THE TASK> Examine the material below and count the lines that hold the word "JSON". Report only the number.

DATASET EXCERPTS>
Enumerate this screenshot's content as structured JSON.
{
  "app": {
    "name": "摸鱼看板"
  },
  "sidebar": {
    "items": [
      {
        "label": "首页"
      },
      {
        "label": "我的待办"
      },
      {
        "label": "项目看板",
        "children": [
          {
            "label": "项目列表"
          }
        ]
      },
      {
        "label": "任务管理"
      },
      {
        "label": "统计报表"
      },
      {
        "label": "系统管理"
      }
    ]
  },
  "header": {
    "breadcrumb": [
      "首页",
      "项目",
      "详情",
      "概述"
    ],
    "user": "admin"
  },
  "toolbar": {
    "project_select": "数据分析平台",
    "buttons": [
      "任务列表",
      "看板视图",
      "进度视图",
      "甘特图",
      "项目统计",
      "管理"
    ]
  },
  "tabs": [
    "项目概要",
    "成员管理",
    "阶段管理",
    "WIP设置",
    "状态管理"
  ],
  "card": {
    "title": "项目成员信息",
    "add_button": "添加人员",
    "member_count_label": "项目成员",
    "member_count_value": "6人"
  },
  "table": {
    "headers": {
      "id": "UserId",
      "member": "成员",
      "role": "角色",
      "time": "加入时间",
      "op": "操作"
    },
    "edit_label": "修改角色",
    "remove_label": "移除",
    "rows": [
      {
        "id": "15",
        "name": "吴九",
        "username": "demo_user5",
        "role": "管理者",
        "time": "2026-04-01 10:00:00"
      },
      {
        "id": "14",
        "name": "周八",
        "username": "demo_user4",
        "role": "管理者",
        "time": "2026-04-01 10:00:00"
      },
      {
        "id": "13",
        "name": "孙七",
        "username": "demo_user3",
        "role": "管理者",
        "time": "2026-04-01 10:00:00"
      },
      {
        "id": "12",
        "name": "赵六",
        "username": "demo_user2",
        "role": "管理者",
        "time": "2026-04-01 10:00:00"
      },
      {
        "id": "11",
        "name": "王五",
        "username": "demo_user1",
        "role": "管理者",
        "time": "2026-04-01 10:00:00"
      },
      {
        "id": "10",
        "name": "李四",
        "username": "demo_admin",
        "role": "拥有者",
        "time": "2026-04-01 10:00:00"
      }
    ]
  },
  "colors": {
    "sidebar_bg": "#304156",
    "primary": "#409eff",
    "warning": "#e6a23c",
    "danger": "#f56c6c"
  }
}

...

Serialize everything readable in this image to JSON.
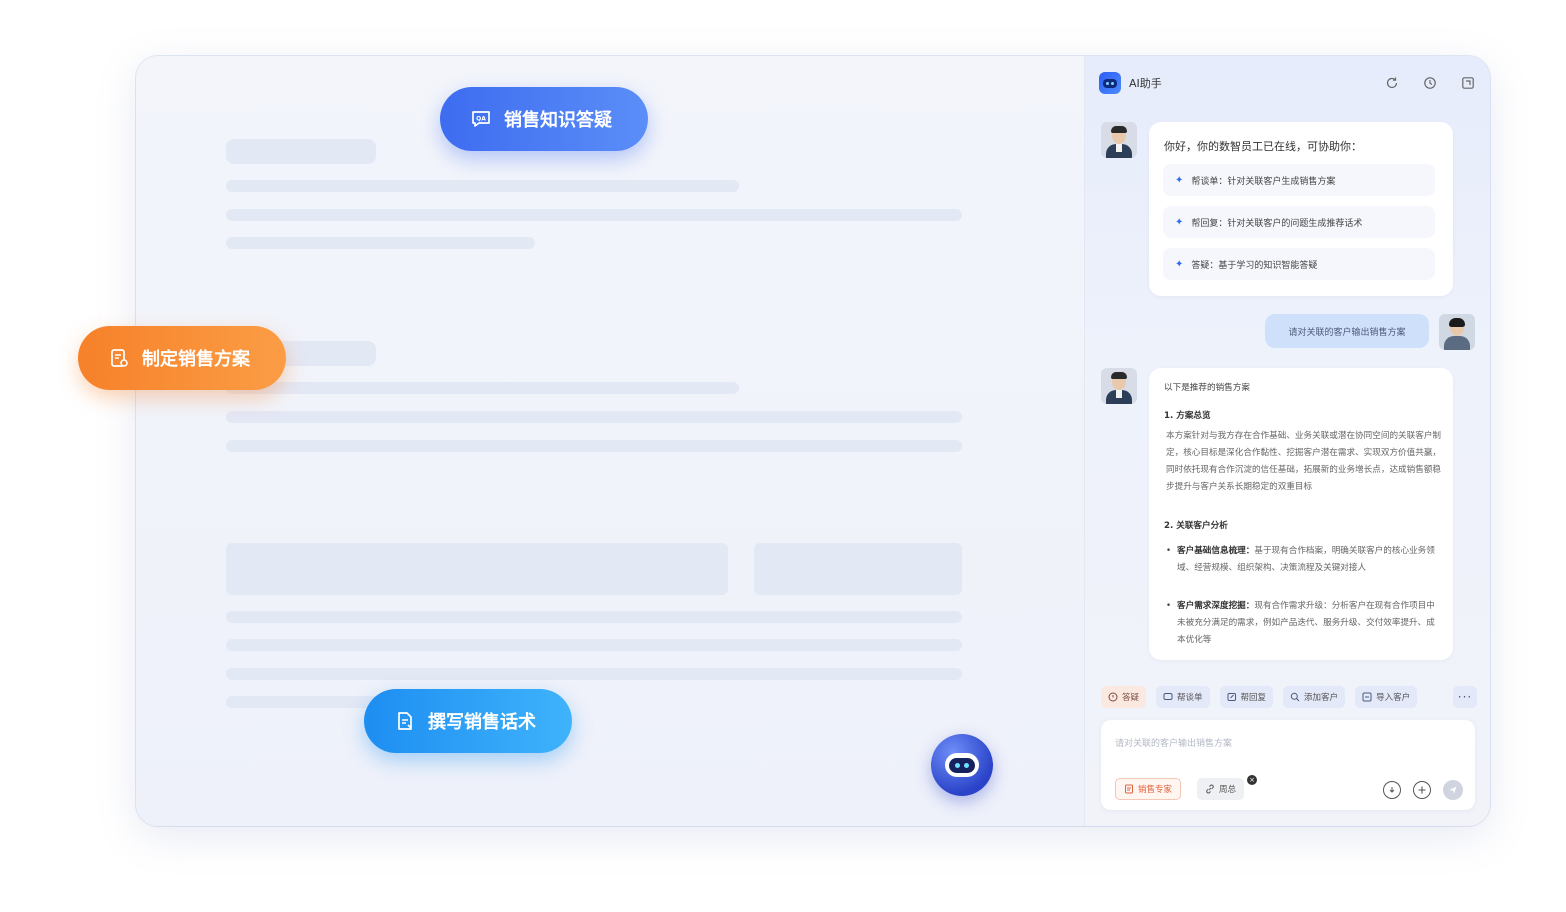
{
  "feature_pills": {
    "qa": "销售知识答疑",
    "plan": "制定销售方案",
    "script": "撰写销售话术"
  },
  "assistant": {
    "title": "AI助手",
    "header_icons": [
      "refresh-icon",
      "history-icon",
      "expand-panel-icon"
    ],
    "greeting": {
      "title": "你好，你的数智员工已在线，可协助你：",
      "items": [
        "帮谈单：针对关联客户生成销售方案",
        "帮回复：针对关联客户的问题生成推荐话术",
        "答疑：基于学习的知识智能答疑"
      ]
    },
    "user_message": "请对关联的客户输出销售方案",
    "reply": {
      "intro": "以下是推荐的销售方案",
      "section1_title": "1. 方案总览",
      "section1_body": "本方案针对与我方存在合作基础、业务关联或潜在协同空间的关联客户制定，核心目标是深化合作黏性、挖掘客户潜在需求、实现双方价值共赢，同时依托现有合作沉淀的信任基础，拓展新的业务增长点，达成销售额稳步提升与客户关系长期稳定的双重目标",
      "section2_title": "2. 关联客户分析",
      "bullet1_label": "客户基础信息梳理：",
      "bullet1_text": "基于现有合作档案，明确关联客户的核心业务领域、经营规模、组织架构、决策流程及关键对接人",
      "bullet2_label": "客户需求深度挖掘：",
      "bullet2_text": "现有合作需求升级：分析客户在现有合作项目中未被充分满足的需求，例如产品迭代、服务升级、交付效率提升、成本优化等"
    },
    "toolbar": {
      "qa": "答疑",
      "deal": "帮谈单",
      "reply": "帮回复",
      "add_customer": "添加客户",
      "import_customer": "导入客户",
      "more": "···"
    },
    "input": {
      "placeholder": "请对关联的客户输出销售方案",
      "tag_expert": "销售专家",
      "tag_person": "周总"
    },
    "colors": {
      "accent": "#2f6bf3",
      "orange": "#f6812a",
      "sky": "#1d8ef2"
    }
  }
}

WRITTEN RESPONSE> 2